■ **What the task asks**
Images should be left out, and everything else in the listing reproduced exactly.

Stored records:
☆ ☆ ☆
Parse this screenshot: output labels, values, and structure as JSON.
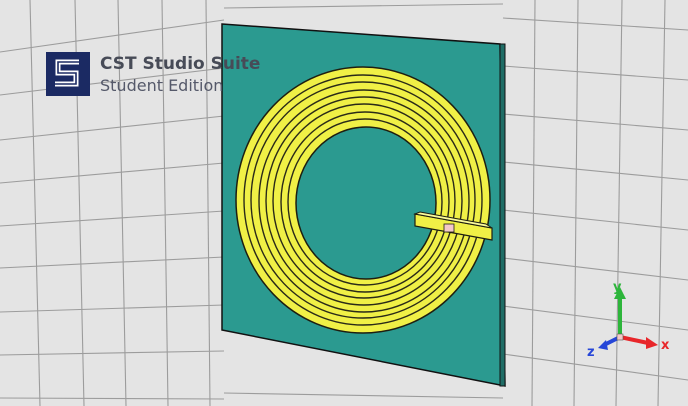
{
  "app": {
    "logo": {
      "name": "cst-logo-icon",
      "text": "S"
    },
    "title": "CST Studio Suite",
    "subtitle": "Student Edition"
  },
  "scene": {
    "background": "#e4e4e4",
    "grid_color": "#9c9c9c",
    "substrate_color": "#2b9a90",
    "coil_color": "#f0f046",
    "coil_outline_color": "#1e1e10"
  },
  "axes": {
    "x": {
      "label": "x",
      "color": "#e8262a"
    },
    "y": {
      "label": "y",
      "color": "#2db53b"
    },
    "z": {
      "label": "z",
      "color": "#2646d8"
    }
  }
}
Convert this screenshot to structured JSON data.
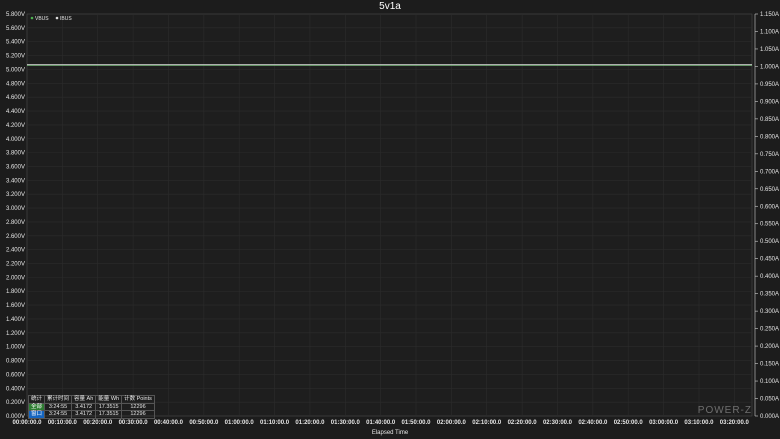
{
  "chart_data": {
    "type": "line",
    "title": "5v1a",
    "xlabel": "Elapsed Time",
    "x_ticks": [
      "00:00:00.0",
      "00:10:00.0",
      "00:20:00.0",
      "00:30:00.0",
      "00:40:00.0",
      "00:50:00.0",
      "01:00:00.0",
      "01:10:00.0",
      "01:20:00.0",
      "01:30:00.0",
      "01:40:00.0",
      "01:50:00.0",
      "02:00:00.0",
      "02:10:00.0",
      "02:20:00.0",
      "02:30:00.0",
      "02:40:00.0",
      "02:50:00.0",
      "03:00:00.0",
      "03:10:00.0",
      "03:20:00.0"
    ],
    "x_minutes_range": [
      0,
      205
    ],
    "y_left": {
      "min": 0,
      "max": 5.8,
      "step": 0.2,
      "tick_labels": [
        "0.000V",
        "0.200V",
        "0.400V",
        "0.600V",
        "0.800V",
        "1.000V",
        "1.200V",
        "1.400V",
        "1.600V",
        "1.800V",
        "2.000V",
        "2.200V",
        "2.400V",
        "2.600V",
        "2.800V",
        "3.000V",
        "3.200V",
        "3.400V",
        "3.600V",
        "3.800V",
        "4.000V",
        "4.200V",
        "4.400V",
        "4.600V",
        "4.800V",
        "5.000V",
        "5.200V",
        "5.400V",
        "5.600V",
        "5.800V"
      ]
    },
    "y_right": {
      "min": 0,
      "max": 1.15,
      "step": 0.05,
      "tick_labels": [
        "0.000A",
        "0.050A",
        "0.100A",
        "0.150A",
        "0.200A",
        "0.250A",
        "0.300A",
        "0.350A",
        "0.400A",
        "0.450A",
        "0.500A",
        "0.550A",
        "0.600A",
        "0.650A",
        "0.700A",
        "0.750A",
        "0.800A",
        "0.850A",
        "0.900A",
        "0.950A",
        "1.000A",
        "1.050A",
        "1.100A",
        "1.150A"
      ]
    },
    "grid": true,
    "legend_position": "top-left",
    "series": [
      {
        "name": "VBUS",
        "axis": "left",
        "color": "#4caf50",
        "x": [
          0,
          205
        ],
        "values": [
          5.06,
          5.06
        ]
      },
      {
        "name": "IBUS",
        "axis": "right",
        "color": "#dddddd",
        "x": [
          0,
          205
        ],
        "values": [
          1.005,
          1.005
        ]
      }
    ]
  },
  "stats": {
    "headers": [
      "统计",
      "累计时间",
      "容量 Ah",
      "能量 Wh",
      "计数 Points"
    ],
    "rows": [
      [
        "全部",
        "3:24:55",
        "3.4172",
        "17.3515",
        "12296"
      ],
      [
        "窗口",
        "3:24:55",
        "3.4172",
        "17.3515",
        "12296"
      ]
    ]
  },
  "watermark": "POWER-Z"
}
☆ ☆ ☆
■ **Written response**
Parse this screenshot: output labels, values, and structure as JSON.
{
  "app": {
    "logo": {
      "name": "cst-logo-icon",
      "text": "S"
    },
    "title": "CST Studio Suite",
    "subtitle": "Student Edition"
  },
  "scene": {
    "background": "#e4e4e4",
    "grid_color": "#9c9c9c",
    "substrate_color": "#2b9a90",
    "coil_color": "#f0f046",
    "coil_outline_color": "#1e1e10"
  },
  "axes": {
    "x": {
      "label": "x",
      "color": "#e8262a"
    },
    "y": {
      "label": "y",
      "color": "#2db53b"
    },
    "z": {
      "label": "z",
      "color": "#2646d8"
    }
  }
}
Convert this screenshot to structured JSON data.
{
  "chart_data": {
    "type": "line",
    "title": "5v1a",
    "xlabel": "Elapsed Time",
    "x_ticks": [
      "00:00:00.0",
      "00:10:00.0",
      "00:20:00.0",
      "00:30:00.0",
      "00:40:00.0",
      "00:50:00.0",
      "01:00:00.0",
      "01:10:00.0",
      "01:20:00.0",
      "01:30:00.0",
      "01:40:00.0",
      "01:50:00.0",
      "02:00:00.0",
      "02:10:00.0",
      "02:20:00.0",
      "02:30:00.0",
      "02:40:00.0",
      "02:50:00.0",
      "03:00:00.0",
      "03:10:00.0",
      "03:20:00.0"
    ],
    "x_minutes_range": [
      0,
      205
    ],
    "y_left": {
      "min": 0,
      "max": 5.8,
      "step": 0.2,
      "tick_labels": [
        "0.000V",
        "0.200V",
        "0.400V",
        "0.600V",
        "0.800V",
        "1.000V",
        "1.200V",
        "1.400V",
        "1.600V",
        "1.800V",
        "2.000V",
        "2.200V",
        "2.400V",
        "2.600V",
        "2.800V",
        "3.000V",
        "3.200V",
        "3.400V",
        "3.600V",
        "3.800V",
        "4.000V",
        "4.200V",
        "4.400V",
        "4.600V",
        "4.800V",
        "5.000V",
        "5.200V",
        "5.400V",
        "5.600V",
        "5.800V"
      ]
    },
    "y_right": {
      "min": 0,
      "max": 1.15,
      "step": 0.05,
      "tick_labels": [
        "0.000A",
        "0.050A",
        "0.100A",
        "0.150A",
        "0.200A",
        "0.250A",
        "0.300A",
        "0.350A",
        "0.400A",
        "0.450A",
        "0.500A",
        "0.550A",
        "0.600A",
        "0.650A",
        "0.700A",
        "0.750A",
        "0.800A",
        "0.850A",
        "0.900A",
        "0.950A",
        "1.000A",
        "1.050A",
        "1.100A",
        "1.150A"
      ]
    },
    "grid": true,
    "legend_position": "top-left",
    "series": [
      {
        "name": "VBUS",
        "axis": "left",
        "color": "#4caf50",
        "x": [
          0,
          205
        ],
        "values": [
          5.06,
          5.06
        ]
      },
      {
        "name": "IBUS",
        "axis": "right",
        "color": "#dddddd",
        "x": [
          0,
          205
        ],
        "values": [
          1.005,
          1.005
        ]
      }
    ]
  },
  "stats": {
    "headers": [
      "统计",
      "累计时间",
      "容量 Ah",
      "能量 Wh",
      "计数 Points"
    ],
    "rows": [
      [
        "全部",
        "3:24:55",
        "3.4172",
        "17.3515",
        "12296"
      ],
      [
        "窗口",
        "3:24:55",
        "3.4172",
        "17.3515",
        "12296"
      ]
    ]
  },
  "watermark": "POWER-Z"
}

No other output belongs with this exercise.